Exercise: Pull out every line with the word "的初速度" from the entries below.

"""

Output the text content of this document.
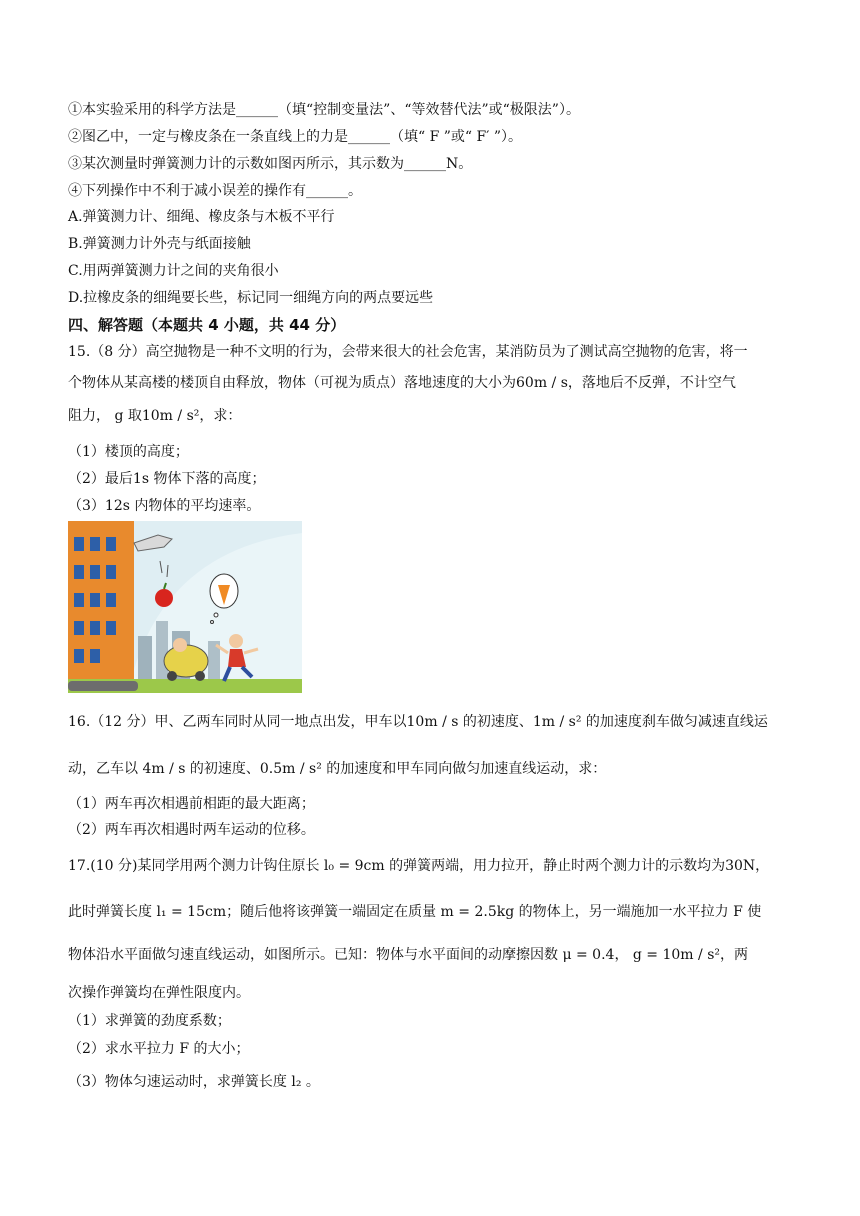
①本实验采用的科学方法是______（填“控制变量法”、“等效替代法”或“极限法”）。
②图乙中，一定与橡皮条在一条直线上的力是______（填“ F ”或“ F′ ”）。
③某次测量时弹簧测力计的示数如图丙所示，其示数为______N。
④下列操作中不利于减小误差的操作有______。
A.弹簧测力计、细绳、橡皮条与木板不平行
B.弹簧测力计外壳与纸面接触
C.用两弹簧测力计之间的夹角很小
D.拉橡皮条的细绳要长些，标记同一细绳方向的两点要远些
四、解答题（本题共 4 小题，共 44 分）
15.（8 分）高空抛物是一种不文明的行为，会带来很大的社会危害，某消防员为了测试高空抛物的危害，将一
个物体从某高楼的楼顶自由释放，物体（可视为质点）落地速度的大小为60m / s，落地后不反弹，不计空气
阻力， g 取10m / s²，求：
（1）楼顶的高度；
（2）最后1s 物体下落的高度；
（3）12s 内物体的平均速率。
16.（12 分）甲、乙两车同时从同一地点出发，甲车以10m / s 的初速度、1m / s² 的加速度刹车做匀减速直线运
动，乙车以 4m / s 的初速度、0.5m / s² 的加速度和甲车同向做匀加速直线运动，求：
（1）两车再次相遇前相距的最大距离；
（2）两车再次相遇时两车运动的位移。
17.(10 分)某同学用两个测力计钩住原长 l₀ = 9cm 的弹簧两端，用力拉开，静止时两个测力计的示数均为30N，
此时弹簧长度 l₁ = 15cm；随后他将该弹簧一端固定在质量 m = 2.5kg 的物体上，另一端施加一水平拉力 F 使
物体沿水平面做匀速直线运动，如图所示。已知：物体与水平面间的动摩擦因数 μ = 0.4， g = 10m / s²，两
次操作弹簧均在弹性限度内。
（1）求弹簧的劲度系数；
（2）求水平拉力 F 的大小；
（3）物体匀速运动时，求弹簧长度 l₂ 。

"""
"""

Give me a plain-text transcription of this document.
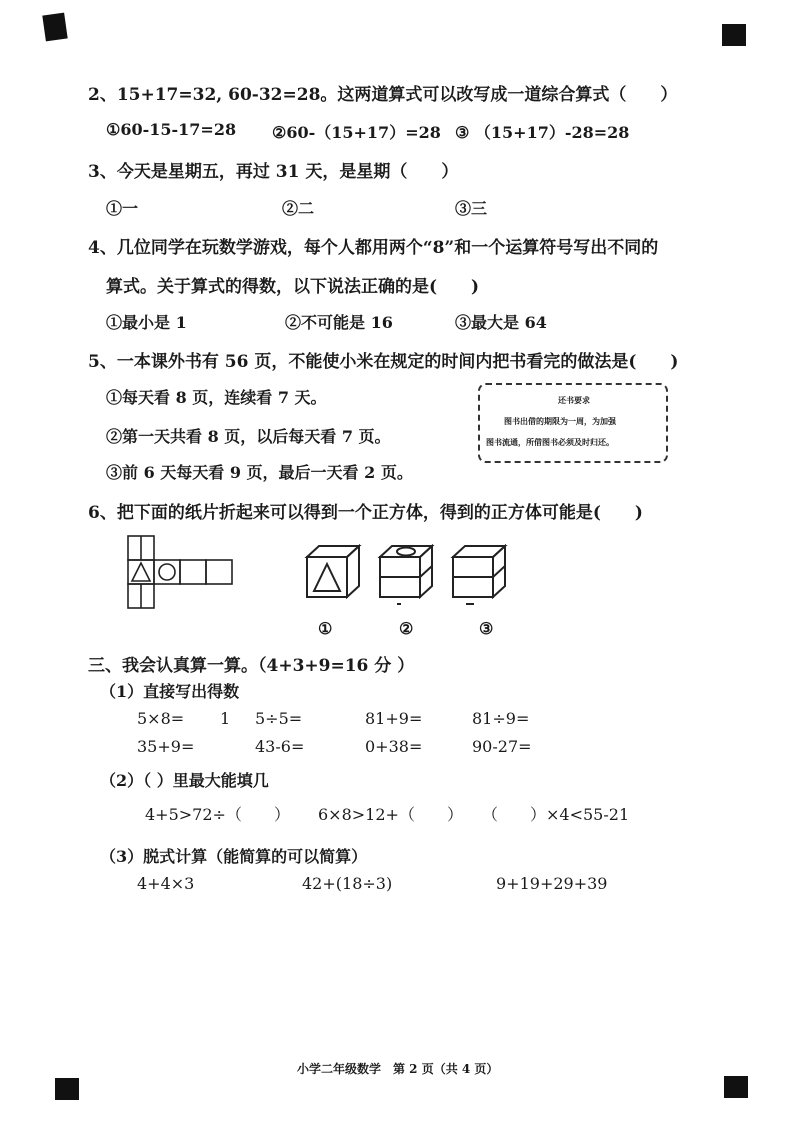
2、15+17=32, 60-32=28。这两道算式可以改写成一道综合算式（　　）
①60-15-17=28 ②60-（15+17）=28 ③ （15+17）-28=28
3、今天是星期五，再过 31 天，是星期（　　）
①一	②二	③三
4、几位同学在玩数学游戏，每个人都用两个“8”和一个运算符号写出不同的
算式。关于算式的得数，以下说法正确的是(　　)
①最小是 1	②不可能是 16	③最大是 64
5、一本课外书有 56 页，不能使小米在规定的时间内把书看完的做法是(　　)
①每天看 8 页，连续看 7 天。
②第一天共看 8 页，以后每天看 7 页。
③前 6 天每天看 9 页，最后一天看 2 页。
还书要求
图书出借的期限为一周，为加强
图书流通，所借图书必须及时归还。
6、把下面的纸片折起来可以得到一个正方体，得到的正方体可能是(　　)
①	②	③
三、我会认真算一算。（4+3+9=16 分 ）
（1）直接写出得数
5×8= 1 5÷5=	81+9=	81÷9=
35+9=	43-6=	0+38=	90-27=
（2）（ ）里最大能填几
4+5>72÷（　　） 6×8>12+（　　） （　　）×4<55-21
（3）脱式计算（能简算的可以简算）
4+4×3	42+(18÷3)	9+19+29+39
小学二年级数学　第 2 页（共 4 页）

"""

Task result:
16.（12 分）甲、乙两车同时从同一地点出发，甲车以10m / s 的初速度、1m / s² 的加速度刹车做匀减速直线运
动，乙车以 4m / s 的初速度、0.5m / s² 的加速度和甲车同向做匀加速直线运动，求：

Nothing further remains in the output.